## Short task
Select from the records below every line that has the word "know" in it.

##### Information given #####

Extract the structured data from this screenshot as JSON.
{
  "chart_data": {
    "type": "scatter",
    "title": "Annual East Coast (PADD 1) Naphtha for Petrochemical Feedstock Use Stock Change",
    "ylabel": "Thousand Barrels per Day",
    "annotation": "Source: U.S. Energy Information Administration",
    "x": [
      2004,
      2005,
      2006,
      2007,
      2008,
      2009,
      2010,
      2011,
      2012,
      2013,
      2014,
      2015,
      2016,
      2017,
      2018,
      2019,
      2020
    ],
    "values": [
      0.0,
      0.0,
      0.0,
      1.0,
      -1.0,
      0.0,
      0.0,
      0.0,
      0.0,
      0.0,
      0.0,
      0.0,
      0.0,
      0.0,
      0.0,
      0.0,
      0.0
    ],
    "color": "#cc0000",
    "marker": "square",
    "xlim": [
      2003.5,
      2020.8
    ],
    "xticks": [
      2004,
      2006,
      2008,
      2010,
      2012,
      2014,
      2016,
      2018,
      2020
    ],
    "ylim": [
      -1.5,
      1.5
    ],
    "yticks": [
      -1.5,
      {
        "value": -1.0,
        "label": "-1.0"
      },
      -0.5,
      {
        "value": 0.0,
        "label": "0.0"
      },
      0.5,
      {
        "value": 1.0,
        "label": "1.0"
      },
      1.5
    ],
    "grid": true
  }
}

#####
##### Information given #####

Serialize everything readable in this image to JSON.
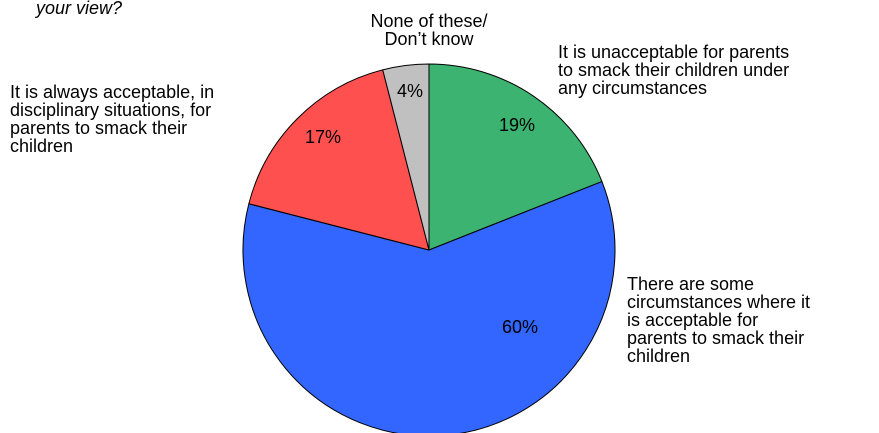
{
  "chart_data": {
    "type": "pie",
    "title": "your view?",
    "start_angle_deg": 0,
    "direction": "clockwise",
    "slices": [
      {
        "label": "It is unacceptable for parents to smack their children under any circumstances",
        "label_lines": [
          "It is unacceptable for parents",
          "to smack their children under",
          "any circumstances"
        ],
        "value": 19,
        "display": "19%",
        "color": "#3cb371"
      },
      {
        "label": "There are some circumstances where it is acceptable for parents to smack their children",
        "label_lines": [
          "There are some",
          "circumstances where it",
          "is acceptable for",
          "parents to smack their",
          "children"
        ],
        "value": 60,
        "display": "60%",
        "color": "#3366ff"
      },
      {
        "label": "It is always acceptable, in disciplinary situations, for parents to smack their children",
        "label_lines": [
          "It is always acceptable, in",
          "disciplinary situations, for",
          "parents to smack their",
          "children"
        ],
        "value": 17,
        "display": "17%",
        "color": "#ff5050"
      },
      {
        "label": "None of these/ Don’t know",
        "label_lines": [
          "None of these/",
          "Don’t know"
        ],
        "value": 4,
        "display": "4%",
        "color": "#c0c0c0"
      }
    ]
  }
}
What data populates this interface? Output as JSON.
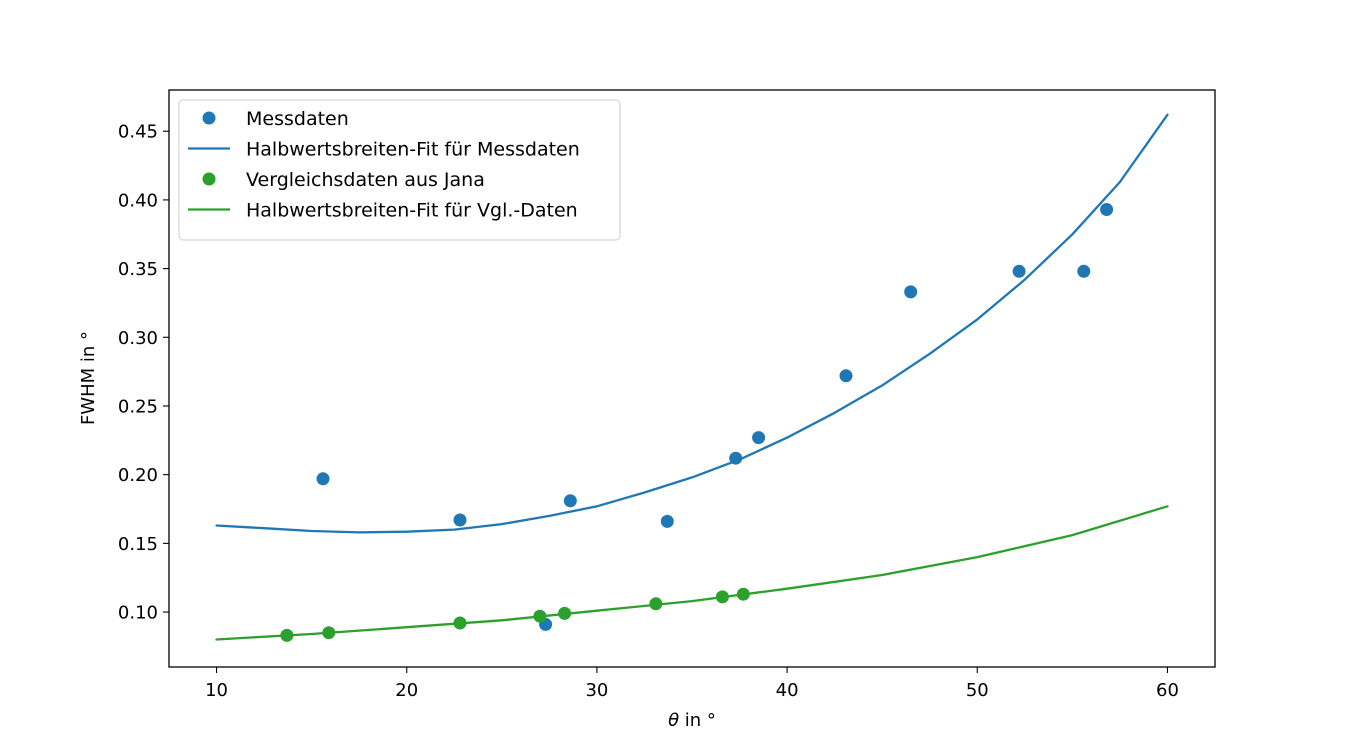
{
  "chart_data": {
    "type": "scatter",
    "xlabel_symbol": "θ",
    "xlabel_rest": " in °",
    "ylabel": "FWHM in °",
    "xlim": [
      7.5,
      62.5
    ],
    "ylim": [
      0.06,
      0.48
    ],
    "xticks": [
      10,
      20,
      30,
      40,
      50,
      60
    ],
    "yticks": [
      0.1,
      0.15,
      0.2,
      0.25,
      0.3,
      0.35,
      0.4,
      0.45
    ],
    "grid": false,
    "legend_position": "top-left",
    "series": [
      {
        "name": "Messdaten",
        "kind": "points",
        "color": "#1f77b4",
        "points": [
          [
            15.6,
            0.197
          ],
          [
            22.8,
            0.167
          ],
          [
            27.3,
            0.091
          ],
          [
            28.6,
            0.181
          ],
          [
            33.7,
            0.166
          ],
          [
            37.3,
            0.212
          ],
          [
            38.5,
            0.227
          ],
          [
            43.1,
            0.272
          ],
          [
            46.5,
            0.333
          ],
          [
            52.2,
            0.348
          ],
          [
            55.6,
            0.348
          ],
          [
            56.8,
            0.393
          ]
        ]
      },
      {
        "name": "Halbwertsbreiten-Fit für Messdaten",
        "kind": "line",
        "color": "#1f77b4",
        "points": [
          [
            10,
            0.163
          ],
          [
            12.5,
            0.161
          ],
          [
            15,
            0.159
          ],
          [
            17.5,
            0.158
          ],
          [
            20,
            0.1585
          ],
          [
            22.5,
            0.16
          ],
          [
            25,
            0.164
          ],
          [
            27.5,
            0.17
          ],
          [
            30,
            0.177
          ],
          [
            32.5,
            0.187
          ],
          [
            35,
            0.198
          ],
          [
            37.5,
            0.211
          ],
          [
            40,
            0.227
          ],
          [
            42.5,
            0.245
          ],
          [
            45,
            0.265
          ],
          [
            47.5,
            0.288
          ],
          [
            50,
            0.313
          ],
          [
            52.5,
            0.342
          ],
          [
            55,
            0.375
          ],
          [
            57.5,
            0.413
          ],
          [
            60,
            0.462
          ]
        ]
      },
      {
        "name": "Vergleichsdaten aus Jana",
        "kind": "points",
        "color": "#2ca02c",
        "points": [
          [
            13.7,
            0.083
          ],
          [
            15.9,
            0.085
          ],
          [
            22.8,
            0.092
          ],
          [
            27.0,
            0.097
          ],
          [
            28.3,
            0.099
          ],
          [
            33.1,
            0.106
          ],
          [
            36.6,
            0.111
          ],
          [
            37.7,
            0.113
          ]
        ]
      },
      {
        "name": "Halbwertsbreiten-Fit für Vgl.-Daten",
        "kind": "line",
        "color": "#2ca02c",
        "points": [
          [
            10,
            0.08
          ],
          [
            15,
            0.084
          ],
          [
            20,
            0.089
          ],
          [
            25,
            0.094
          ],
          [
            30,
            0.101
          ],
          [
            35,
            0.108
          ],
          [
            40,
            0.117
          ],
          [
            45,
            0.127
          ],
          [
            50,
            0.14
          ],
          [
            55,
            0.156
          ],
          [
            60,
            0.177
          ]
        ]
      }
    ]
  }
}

#####

## Result below
        "label": "None of these/ Don’t know",
          "Don’t know"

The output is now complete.